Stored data
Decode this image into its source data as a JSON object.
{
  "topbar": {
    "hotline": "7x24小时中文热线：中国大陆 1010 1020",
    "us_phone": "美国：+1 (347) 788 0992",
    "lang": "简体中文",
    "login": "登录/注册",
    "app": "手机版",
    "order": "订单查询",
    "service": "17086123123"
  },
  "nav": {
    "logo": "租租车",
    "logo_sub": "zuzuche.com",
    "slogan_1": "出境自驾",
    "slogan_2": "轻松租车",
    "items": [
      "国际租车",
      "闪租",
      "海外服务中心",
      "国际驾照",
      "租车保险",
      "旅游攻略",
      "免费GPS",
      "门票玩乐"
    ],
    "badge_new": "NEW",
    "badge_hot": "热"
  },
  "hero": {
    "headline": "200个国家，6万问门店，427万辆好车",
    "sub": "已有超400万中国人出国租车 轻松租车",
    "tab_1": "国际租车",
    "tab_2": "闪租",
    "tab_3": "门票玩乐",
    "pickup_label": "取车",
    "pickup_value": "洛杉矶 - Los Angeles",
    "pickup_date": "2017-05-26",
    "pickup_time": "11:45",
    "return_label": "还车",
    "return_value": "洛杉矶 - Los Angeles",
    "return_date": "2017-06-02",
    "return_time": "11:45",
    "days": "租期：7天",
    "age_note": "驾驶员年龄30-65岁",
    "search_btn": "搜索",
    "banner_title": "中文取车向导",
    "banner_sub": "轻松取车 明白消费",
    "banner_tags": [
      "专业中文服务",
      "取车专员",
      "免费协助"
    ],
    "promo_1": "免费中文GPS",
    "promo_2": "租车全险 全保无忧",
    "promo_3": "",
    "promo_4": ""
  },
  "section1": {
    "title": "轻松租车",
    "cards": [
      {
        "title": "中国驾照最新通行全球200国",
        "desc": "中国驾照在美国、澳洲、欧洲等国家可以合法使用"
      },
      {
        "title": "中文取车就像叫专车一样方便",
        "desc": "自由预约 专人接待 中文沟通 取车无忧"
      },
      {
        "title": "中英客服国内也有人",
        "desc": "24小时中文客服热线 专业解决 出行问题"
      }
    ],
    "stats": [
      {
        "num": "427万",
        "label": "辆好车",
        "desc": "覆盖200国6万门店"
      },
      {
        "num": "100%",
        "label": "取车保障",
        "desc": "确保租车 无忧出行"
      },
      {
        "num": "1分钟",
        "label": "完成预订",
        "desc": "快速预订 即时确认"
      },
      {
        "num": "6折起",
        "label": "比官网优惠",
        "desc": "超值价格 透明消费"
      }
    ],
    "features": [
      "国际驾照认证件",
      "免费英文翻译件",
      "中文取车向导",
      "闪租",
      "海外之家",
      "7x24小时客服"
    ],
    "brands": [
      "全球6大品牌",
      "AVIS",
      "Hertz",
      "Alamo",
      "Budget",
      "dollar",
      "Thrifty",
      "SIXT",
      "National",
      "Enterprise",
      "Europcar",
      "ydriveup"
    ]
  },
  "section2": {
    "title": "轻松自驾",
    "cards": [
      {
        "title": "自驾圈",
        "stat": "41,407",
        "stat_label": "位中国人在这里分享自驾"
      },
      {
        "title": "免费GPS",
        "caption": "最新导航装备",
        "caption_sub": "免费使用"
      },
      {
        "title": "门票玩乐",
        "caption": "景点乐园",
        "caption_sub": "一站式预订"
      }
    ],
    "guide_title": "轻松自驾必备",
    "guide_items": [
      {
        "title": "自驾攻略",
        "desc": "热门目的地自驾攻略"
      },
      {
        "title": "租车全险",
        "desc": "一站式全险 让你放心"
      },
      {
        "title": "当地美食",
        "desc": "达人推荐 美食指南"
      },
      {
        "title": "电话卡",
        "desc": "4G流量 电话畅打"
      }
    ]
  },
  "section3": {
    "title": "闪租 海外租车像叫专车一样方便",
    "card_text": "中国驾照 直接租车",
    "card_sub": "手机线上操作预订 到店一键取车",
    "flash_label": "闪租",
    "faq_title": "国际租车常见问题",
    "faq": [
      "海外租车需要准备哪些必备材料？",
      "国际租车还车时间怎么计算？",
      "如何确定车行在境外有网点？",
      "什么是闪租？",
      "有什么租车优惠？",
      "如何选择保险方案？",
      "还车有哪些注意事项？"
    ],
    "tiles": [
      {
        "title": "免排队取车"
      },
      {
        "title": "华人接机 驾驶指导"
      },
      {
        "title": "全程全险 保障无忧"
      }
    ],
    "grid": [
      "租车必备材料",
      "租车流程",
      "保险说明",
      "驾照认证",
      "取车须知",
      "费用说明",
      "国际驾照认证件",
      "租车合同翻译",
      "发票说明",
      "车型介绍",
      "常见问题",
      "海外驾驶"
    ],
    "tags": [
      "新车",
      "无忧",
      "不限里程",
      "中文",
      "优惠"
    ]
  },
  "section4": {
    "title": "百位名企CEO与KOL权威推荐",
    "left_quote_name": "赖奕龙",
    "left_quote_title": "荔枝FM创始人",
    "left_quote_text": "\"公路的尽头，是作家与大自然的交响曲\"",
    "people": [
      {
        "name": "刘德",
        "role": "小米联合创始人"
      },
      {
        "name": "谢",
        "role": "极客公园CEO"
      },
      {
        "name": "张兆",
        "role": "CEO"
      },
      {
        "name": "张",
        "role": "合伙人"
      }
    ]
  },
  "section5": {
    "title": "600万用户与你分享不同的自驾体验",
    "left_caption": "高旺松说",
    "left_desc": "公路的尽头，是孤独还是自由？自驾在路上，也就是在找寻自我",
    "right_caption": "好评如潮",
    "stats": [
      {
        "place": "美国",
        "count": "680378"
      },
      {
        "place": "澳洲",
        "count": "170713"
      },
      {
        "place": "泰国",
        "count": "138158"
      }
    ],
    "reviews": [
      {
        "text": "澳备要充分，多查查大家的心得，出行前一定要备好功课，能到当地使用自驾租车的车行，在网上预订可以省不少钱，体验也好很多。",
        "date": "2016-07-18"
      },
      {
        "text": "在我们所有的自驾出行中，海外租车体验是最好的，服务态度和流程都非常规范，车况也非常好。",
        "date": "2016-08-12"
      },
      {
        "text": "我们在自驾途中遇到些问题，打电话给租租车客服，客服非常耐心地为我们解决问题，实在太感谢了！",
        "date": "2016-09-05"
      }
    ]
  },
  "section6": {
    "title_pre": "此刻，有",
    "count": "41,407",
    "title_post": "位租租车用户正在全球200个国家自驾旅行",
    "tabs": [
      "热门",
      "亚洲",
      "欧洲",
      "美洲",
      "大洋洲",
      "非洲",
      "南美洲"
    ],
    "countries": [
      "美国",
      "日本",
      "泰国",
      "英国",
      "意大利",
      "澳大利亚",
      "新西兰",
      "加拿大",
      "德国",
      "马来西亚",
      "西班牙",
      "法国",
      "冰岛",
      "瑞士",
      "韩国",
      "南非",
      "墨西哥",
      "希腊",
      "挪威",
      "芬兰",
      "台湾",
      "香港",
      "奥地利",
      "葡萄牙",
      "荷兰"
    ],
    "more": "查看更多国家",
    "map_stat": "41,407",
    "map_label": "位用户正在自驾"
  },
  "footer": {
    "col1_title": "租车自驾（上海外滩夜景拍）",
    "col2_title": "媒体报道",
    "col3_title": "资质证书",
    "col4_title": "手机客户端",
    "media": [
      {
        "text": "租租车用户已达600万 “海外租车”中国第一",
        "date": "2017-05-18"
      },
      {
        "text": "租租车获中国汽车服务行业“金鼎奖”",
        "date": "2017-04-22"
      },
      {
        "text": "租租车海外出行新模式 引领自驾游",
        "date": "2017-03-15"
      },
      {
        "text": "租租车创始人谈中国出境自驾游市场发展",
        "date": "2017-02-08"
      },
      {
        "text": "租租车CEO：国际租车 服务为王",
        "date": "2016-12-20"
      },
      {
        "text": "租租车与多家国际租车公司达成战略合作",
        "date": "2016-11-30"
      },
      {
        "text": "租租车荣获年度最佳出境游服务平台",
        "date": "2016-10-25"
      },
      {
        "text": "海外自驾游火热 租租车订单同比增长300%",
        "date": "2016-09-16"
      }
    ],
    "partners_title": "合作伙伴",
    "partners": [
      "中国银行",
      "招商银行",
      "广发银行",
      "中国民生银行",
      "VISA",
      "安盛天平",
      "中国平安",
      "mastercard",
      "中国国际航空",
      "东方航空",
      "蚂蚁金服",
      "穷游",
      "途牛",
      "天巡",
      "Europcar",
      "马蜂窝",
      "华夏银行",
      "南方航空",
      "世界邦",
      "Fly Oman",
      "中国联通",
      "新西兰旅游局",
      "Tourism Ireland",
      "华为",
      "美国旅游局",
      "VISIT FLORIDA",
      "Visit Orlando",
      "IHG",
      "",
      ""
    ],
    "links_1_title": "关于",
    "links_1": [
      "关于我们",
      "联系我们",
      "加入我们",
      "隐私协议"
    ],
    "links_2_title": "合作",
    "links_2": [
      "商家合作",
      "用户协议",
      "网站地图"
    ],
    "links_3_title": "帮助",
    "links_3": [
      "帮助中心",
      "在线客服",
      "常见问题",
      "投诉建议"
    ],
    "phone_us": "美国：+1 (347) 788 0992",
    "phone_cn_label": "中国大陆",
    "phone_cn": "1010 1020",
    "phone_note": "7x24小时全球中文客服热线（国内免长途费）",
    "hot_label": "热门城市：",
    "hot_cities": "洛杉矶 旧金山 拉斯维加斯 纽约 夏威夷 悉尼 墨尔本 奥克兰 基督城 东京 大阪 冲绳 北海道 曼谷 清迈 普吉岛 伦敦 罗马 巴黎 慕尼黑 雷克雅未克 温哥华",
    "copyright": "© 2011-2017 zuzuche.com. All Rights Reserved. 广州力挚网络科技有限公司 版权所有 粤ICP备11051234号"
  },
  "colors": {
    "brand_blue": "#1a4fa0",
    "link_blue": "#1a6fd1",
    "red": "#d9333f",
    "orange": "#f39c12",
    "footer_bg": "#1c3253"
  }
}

Task objective. Gather all lines of the records that include the word "Angeles".

Written solution.
    "pickup_value": "洛杉矶 - Los Angeles",
    "return_value": "洛杉矶 - Los Angeles",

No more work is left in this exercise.